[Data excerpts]
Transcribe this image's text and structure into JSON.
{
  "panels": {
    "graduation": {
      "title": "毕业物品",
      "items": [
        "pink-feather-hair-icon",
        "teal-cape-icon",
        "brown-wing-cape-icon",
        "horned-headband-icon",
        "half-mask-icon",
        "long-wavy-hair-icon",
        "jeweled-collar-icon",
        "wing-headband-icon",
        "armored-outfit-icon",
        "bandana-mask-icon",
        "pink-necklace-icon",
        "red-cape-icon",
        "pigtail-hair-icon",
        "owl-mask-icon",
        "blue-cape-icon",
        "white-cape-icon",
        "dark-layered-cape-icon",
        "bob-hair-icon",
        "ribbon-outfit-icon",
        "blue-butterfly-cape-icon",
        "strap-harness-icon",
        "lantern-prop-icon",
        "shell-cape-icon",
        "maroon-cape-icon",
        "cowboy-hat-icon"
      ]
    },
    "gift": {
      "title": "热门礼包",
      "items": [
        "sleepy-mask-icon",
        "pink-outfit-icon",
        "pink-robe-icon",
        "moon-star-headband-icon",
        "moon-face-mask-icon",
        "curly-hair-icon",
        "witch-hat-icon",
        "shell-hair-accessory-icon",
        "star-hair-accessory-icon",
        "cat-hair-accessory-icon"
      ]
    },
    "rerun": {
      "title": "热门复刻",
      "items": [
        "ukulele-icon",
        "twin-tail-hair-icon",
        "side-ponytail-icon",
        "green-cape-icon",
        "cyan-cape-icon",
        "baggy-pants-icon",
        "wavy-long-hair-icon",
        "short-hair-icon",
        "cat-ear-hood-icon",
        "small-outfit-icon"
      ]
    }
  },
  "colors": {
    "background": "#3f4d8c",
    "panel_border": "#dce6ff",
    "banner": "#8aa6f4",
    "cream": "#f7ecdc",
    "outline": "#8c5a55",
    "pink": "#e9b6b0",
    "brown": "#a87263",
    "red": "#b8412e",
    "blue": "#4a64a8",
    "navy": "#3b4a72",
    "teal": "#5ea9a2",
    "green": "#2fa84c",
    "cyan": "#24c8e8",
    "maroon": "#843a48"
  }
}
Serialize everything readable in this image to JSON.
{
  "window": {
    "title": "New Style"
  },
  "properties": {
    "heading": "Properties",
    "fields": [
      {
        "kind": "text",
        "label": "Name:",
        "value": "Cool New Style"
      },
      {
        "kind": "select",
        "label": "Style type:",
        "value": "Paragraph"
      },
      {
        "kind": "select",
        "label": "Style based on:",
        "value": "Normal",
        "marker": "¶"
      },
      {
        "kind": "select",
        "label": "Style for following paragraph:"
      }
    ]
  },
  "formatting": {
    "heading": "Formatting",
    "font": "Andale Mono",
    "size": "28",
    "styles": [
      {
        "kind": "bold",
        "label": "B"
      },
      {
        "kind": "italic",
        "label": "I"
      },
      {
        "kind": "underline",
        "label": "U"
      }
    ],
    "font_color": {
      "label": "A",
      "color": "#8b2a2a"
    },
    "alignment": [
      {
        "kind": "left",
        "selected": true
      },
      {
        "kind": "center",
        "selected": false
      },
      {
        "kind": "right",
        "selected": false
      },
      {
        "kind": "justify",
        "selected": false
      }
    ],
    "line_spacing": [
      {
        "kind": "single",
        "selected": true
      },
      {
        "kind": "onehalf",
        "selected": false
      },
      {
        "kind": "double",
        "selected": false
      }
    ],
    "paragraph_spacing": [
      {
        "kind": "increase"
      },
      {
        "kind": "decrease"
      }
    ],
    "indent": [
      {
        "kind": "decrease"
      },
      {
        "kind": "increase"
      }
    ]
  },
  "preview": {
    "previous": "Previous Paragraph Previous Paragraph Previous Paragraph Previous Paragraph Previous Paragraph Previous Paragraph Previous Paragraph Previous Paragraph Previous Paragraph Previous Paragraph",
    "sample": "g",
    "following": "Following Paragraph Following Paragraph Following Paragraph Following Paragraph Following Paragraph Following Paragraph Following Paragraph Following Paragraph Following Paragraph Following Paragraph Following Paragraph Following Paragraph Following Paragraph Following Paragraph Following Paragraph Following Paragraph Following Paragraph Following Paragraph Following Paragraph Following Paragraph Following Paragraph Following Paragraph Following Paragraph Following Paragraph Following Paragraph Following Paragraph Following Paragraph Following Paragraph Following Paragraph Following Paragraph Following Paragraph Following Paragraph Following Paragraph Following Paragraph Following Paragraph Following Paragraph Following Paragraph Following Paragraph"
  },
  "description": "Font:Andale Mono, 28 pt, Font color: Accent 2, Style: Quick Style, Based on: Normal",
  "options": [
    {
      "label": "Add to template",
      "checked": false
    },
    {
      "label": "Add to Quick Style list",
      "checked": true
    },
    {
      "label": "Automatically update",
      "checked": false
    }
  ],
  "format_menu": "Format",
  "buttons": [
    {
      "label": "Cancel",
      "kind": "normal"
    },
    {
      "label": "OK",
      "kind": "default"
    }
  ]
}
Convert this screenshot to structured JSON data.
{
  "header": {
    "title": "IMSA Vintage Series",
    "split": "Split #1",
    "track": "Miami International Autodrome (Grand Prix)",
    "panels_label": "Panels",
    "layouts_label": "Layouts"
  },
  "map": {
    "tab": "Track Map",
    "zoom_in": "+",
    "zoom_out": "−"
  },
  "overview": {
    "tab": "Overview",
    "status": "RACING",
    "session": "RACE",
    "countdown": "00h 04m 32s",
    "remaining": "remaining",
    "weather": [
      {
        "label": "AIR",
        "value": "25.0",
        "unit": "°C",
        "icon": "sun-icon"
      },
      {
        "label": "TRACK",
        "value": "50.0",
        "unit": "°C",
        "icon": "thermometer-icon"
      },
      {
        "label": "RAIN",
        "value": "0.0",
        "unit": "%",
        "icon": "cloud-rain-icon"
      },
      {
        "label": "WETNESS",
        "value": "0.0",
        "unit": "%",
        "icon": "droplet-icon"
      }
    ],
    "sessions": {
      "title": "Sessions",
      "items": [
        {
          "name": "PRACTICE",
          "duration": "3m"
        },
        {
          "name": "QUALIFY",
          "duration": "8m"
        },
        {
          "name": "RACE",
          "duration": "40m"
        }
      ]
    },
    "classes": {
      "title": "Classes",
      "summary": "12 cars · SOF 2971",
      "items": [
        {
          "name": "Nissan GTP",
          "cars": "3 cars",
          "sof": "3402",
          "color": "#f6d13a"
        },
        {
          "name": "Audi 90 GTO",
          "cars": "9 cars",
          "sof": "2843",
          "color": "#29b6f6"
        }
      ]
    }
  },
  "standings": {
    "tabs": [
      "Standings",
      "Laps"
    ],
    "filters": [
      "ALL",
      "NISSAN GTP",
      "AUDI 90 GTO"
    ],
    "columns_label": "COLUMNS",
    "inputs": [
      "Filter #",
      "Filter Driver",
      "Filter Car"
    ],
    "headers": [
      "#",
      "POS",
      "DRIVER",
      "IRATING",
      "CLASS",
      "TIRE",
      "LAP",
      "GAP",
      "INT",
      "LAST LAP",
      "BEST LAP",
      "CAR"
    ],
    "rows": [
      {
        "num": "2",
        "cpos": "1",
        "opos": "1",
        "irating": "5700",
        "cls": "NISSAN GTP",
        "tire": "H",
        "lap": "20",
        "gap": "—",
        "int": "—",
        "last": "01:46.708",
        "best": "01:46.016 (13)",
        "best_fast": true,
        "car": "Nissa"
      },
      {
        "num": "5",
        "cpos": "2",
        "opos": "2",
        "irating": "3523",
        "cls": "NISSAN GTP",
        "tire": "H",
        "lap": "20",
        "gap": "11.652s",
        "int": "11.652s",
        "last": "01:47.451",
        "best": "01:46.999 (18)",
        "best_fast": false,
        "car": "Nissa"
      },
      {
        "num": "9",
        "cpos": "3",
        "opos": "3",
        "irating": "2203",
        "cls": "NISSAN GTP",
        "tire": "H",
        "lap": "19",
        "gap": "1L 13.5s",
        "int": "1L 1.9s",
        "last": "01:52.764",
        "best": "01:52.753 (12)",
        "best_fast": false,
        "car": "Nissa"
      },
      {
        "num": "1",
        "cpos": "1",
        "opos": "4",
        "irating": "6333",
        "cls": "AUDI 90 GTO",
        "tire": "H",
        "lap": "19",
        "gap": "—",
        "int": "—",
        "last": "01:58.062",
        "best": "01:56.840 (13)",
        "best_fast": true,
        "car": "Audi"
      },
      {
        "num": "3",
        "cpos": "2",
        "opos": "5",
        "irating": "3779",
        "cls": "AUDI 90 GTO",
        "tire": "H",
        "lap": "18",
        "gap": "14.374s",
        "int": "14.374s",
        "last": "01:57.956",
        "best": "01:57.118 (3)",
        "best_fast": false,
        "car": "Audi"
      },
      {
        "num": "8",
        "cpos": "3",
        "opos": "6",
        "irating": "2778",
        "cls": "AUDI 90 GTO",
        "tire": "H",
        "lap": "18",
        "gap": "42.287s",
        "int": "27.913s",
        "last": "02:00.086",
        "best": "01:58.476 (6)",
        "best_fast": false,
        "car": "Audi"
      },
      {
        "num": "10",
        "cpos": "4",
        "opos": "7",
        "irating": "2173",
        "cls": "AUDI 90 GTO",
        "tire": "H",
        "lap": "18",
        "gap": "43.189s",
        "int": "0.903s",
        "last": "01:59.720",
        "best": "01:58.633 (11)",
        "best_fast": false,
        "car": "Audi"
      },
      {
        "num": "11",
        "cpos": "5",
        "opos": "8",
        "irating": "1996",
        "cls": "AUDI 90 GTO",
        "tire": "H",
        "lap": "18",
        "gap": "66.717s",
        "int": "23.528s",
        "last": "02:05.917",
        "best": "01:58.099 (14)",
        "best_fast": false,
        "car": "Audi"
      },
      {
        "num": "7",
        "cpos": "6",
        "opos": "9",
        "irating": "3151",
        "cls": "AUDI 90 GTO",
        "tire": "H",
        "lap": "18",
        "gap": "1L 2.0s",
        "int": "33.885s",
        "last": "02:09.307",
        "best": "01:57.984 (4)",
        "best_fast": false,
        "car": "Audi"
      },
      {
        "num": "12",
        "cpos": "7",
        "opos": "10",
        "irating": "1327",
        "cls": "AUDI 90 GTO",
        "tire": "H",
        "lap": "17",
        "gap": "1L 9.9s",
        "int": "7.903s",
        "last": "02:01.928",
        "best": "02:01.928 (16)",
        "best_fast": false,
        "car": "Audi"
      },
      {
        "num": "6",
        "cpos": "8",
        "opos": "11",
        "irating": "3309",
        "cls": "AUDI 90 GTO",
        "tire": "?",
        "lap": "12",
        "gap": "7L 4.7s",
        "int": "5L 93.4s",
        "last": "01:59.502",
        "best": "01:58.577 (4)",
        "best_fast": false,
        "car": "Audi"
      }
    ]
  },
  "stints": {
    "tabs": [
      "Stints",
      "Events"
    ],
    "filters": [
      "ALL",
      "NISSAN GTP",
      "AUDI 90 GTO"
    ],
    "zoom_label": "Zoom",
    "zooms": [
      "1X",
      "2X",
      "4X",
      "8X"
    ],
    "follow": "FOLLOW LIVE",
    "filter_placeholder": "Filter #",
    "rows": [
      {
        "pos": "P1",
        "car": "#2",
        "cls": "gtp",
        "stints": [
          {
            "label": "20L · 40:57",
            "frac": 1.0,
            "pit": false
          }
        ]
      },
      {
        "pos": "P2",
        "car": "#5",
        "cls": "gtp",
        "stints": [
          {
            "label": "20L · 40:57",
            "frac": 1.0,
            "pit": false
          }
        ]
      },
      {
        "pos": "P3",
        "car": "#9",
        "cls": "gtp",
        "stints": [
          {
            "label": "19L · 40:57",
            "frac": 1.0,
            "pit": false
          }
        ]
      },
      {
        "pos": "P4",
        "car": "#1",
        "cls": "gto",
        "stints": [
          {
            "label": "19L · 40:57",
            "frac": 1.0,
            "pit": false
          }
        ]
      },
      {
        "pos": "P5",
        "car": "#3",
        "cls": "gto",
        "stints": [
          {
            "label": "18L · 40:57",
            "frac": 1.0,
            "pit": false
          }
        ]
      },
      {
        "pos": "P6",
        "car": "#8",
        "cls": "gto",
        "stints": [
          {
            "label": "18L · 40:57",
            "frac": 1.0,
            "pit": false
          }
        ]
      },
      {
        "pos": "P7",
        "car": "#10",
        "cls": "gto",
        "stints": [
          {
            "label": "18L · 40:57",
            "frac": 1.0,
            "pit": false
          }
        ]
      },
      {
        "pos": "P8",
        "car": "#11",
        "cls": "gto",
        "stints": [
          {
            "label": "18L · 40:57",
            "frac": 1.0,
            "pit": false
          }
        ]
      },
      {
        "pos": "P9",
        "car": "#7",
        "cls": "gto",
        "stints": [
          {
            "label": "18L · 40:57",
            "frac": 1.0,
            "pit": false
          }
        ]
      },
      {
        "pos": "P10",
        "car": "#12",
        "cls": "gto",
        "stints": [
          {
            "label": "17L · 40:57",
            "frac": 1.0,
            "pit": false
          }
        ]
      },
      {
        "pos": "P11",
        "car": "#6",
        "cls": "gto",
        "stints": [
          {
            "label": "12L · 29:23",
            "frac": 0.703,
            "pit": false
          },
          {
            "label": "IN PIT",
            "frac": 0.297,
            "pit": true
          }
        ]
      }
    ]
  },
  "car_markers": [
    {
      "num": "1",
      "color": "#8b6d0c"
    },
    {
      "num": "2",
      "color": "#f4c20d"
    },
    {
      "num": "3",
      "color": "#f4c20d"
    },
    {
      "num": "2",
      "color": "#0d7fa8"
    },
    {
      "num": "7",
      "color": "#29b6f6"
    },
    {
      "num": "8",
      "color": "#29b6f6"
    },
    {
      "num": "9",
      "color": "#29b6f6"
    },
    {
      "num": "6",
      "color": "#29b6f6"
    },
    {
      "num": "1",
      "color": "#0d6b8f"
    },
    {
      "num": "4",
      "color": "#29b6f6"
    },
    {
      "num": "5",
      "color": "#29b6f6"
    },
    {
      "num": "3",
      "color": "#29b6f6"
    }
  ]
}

Set exercise:
Locate the lines above that hold the word "title". Show every one of them.

Complete answer:
      "title": "毕业物品",
      "title": "热门礼包",
      "title": "热门复刻",
    "title": "New Style"
    "title": "IMSA Vintage Series",
      "title": "Sessions",
      "title": "Classes",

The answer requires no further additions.